**WHAT THE TASK ASKS:**
Collect from the data below each line with "Openings".

### DATA TO USE ###

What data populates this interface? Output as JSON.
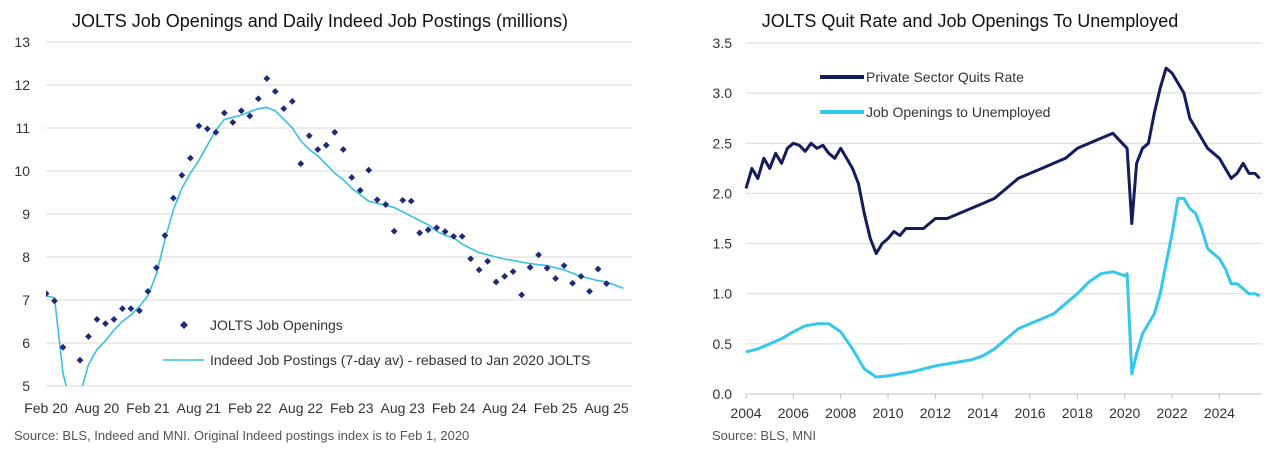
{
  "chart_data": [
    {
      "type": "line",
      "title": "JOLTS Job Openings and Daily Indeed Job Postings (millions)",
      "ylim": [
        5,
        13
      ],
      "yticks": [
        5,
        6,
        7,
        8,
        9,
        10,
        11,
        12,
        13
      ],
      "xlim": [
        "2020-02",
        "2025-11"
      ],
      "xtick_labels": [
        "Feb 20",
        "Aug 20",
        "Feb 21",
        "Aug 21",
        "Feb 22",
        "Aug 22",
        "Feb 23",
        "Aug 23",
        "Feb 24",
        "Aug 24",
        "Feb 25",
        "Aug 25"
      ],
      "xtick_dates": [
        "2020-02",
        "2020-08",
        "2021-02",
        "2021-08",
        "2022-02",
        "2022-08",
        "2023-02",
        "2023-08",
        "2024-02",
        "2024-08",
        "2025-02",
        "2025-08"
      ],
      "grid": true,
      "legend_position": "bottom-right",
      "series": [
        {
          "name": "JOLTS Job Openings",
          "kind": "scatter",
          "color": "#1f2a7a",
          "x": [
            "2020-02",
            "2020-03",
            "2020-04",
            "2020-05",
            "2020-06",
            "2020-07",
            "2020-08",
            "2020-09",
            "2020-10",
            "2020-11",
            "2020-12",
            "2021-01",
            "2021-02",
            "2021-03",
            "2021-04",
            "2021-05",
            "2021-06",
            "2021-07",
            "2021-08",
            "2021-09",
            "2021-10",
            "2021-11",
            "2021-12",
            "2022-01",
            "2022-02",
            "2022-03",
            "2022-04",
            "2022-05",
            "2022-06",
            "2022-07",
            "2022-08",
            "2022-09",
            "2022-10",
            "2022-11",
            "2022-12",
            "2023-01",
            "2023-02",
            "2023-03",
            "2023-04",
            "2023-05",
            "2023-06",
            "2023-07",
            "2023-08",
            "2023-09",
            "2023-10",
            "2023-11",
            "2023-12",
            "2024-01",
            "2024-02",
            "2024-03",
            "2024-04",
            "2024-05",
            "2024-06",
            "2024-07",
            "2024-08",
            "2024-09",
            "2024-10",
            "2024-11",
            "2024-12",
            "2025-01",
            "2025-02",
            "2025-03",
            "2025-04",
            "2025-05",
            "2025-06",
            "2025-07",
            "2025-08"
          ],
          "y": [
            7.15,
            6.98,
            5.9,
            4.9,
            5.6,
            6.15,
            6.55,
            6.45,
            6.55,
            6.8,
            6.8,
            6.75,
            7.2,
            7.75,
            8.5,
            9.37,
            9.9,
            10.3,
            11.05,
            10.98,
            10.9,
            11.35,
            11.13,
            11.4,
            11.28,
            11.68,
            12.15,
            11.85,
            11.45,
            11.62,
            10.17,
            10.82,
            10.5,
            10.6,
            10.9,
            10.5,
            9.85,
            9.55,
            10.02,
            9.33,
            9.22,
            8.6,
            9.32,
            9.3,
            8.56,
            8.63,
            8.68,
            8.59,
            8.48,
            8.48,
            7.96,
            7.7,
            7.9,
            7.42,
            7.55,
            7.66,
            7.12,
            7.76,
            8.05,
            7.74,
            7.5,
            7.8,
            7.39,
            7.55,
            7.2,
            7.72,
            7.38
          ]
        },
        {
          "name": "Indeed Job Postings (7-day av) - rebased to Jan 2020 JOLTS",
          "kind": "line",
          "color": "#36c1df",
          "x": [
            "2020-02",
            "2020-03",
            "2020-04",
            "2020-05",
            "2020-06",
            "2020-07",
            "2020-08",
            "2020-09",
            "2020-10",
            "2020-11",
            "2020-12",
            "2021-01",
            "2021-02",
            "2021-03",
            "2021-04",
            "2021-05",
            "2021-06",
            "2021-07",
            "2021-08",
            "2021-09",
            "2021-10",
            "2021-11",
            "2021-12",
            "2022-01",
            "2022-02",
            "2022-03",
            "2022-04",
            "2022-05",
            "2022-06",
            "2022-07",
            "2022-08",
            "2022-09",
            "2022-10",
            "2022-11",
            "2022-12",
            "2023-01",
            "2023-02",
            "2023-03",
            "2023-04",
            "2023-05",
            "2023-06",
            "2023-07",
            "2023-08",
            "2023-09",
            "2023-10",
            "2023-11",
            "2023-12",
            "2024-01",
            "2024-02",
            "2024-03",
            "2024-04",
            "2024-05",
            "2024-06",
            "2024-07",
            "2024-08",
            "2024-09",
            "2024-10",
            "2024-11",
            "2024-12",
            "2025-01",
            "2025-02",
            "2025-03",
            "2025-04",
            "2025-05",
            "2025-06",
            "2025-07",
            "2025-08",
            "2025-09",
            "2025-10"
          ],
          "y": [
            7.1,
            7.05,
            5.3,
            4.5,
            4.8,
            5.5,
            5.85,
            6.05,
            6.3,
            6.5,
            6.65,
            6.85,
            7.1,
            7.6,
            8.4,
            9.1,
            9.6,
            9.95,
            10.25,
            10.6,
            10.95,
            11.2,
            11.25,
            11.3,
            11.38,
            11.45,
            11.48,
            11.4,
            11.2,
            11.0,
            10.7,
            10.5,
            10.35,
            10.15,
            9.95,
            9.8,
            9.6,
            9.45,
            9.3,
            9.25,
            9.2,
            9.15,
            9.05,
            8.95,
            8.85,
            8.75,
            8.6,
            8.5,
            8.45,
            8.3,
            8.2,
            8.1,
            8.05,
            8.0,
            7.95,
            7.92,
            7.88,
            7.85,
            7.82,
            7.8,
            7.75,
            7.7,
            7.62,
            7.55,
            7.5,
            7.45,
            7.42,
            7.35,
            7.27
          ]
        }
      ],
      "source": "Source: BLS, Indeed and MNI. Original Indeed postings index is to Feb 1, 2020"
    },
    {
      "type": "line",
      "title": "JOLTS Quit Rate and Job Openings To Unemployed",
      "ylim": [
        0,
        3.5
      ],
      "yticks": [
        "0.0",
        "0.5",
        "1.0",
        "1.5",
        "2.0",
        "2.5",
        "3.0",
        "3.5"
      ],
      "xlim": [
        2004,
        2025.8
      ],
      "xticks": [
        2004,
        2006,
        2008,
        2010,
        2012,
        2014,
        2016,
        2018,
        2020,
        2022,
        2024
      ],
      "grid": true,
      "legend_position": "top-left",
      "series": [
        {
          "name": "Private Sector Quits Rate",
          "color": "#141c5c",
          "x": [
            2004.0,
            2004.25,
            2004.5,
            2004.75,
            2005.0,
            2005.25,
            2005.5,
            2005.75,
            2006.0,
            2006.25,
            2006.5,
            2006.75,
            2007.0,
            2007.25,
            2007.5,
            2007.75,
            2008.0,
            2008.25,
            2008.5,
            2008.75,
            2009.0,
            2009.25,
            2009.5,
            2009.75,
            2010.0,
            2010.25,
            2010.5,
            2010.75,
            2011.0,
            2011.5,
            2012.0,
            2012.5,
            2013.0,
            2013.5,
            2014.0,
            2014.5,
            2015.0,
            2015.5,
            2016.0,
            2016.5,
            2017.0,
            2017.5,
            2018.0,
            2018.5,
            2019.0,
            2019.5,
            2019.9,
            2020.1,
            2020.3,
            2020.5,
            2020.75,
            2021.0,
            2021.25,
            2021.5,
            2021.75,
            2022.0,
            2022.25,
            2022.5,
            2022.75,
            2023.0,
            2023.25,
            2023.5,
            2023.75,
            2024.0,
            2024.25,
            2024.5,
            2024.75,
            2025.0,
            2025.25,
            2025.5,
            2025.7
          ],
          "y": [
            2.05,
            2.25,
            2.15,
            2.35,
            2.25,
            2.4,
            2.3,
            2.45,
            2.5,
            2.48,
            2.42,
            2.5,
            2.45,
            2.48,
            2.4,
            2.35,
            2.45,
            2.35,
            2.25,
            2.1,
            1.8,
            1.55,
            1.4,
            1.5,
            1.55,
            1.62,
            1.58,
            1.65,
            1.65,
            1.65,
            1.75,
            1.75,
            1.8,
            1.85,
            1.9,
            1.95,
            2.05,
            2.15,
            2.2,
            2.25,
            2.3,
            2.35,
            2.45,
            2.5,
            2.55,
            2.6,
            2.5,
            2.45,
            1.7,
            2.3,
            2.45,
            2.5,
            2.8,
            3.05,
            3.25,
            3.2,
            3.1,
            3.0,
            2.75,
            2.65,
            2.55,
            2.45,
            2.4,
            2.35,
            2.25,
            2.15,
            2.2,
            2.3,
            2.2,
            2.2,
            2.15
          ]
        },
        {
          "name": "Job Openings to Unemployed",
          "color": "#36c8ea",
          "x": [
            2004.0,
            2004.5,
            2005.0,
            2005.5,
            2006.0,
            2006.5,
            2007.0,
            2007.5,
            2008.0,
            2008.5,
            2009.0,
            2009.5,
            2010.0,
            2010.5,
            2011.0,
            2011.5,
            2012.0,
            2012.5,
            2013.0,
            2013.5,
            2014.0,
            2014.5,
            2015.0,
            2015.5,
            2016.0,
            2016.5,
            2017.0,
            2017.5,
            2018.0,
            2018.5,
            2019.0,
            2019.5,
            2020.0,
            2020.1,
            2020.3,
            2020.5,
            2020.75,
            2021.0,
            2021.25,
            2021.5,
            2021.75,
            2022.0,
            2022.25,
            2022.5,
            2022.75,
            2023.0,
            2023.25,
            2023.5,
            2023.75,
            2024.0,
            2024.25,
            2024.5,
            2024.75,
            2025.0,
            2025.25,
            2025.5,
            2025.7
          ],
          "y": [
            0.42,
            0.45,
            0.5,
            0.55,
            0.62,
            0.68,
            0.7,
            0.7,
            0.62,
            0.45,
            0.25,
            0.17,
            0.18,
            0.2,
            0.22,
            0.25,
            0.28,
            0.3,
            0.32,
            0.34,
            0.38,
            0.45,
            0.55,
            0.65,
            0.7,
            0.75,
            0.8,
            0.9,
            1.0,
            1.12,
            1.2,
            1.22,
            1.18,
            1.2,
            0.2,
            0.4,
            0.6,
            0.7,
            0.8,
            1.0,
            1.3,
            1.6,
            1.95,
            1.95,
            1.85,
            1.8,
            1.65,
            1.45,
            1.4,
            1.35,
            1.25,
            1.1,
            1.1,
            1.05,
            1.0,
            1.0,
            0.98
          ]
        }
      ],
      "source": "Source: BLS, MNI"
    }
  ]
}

###
### DATA TO USE ###

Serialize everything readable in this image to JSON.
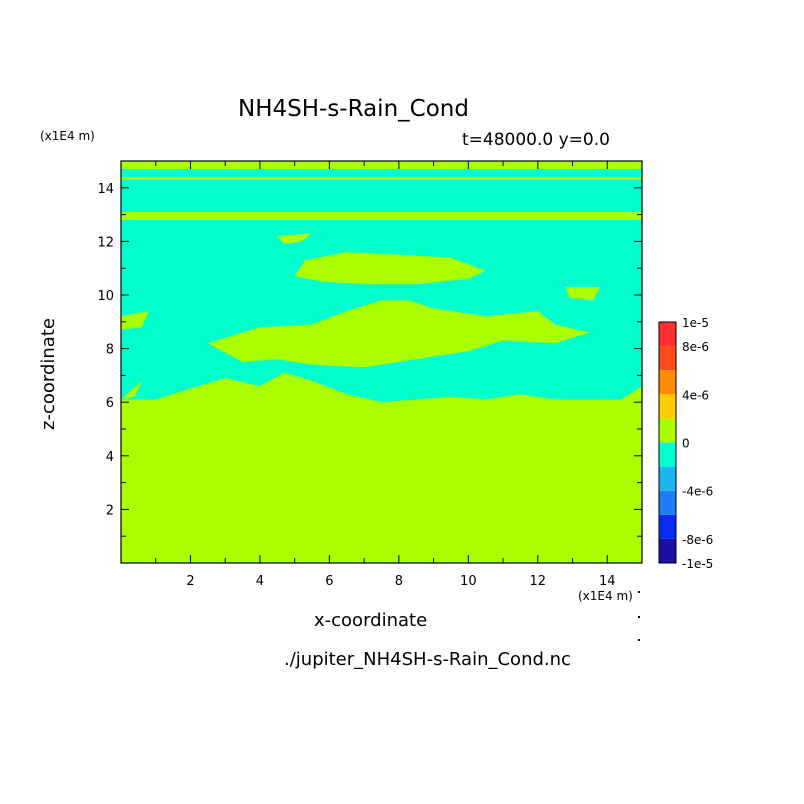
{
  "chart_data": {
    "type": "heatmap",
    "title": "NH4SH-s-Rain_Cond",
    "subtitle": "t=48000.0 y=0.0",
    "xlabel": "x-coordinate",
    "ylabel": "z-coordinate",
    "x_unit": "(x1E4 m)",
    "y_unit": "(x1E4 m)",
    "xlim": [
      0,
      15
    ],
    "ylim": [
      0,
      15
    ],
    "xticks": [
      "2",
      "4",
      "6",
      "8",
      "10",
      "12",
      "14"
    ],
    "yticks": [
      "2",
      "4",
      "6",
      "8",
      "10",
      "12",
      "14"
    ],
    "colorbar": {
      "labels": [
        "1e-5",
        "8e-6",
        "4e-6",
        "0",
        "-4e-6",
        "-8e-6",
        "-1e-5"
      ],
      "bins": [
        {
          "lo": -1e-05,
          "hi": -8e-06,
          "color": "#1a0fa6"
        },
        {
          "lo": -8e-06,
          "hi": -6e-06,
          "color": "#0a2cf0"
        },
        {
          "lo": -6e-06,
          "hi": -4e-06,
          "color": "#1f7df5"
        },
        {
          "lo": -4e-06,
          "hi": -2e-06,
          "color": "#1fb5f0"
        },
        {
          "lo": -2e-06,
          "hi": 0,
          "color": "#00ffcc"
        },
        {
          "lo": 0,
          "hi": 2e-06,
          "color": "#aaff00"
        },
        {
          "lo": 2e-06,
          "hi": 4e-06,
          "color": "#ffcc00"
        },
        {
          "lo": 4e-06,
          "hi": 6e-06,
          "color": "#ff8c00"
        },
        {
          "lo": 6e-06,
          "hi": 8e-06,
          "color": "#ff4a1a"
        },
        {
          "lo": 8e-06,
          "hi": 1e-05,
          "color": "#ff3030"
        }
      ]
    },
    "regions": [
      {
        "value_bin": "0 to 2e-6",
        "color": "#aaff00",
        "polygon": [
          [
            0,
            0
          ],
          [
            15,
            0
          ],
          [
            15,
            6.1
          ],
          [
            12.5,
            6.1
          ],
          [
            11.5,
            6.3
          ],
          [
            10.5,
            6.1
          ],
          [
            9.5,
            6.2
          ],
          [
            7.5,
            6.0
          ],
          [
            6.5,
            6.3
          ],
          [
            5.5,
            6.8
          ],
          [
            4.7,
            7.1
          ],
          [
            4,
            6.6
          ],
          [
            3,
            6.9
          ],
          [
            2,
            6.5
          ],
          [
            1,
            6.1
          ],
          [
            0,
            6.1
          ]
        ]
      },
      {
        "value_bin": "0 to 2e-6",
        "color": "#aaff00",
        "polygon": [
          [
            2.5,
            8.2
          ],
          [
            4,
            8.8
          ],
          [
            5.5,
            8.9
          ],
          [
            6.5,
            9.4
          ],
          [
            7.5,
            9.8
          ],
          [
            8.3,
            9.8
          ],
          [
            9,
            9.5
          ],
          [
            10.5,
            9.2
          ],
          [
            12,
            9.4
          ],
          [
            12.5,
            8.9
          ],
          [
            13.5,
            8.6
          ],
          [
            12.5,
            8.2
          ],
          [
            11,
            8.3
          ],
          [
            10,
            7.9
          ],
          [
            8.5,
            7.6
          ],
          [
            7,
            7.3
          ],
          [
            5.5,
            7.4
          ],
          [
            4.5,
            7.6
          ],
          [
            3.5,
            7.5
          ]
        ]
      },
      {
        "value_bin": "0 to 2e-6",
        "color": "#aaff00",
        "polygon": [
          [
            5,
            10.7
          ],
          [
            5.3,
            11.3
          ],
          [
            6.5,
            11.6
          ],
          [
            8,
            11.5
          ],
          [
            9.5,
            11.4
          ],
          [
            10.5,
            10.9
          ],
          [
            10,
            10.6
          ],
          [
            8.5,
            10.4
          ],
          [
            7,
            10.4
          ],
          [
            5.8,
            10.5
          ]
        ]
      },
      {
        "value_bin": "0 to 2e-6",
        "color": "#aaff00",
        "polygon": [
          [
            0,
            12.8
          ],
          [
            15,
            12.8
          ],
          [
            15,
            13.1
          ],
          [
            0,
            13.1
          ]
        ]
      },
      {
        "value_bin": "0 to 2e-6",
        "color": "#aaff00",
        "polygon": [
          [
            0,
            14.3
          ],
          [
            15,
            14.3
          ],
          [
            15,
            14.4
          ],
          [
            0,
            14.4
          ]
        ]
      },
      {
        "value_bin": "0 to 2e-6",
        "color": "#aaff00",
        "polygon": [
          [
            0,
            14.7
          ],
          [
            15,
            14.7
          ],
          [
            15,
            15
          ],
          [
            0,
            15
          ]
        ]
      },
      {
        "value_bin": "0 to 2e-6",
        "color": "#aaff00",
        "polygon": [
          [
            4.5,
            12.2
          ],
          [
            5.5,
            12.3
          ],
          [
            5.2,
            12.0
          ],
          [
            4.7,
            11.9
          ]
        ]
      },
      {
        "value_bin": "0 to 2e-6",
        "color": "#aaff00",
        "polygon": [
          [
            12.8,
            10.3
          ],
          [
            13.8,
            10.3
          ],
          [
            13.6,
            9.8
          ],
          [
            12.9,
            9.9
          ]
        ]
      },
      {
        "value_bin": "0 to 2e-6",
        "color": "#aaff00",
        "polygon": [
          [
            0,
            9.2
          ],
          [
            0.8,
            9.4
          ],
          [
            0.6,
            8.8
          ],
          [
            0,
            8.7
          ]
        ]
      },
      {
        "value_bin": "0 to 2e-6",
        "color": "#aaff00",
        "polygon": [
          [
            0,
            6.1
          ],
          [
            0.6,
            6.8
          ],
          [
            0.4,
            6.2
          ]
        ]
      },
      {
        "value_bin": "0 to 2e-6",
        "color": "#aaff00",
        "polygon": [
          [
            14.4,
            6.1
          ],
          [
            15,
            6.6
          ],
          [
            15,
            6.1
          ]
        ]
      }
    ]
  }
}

###

**CORRECT OUTPUT:**
      "title": "JOLTS Job Openings and Daily Indeed Job Postings (millions)",
          "name": "JOLTS Job Openings",
      "title": "JOLTS Quit Rate and Job Openings To Unemployed",
          "name": "Job Openings to Unemployed",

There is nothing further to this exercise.